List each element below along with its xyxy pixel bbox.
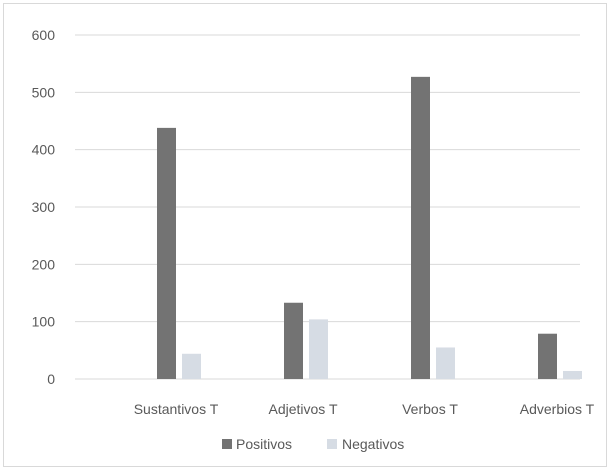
chart-frame — [3, 3, 607, 467]
y-tick-label: 300 — [32, 199, 56, 215]
y-axis-ticks: 0 100 200 300 400 500 600 — [32, 27, 56, 387]
legend-label-negativos: Negativos — [342, 436, 404, 452]
bar-negativos-2 — [436, 347, 455, 379]
x-tick-label: Verbos T — [402, 401, 458, 417]
x-tick-label: Adverbios T — [520, 401, 595, 417]
bar-positivos-3 — [538, 333, 557, 379]
legend: Positivos Negativos — [222, 436, 404, 452]
x-axis-labels: Sustantivos T Adjetivos T Verbos T Adverbio… — [134, 401, 595, 417]
x-tick-label: Adjetivos T — [269, 401, 338, 417]
y-tick-label: 0 — [47, 371, 55, 387]
bar-positivos-2 — [411, 76, 430, 379]
bars — [157, 76, 582, 379]
bar-positivos-0 — [157, 127, 176, 379]
legend-label-positivos: Positivos — [236, 436, 292, 452]
bar-negativos-1 — [309, 319, 328, 379]
bar-negativos-0 — [182, 353, 201, 379]
y-tick-label: 200 — [32, 256, 56, 272]
x-tick-label: Sustantivos T — [134, 401, 219, 417]
y-tick-label: 600 — [32, 27, 56, 43]
y-tick-label: 100 — [32, 314, 56, 330]
y-tick-label: 400 — [32, 142, 56, 158]
y-tick-label: 500 — [32, 84, 56, 100]
bar-negativos-3 — [563, 370, 582, 379]
legend-swatch-negativos — [327, 439, 337, 449]
bar-positivos-1 — [284, 302, 303, 379]
legend-swatch-positivos — [222, 439, 232, 449]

##########

◆ EXERCISE DETAILS: Substitute "Verbos" for "Verbos T" wherever it occurs in the records, reproducing every other line unchanged and leaving the pictures out.

◆ THE OUTPUT:
List each element below along with its xyxy pixel bbox.
chart-frame — [3, 3, 607, 467]
y-tick-label: 300 — [32, 199, 56, 215]
y-axis-ticks: 0 100 200 300 400 500 600 — [32, 27, 56, 387]
legend-label-negativos: Negativos — [342, 436, 404, 452]
bar-negativos-2 — [436, 347, 455, 379]
x-tick-label: Verbos — [402, 401, 458, 417]
x-tick-label: Adverbios T — [520, 401, 595, 417]
bar-positivos-3 — [538, 333, 557, 379]
legend: Positivos Negativos — [222, 436, 404, 452]
x-axis-labels: Sustantivos T Adjetivos T Verbos Adverbio… — [134, 401, 595, 417]
x-tick-label: Adjetivos T — [269, 401, 338, 417]
y-tick-label: 0 — [47, 371, 55, 387]
bar-positivos-2 — [411, 76, 430, 379]
bars — [157, 76, 582, 379]
bar-positivos-0 — [157, 127, 176, 379]
legend-label-positivos: Positivos — [236, 436, 292, 452]
bar-negativos-1 — [309, 319, 328, 379]
bar-negativos-0 — [182, 353, 201, 379]
y-tick-label: 200 — [32, 256, 56, 272]
x-tick-label: Sustantivos T — [134, 401, 219, 417]
y-tick-label: 600 — [32, 27, 56, 43]
y-tick-label: 100 — [32, 314, 56, 330]
y-tick-label: 400 — [32, 142, 56, 158]
y-tick-label: 500 — [32, 84, 56, 100]
bar-negativos-3 — [563, 370, 582, 379]
legend-swatch-negativos — [327, 439, 337, 449]
bar-positivos-1 — [284, 302, 303, 379]
legend-swatch-positivos — [222, 439, 232, 449]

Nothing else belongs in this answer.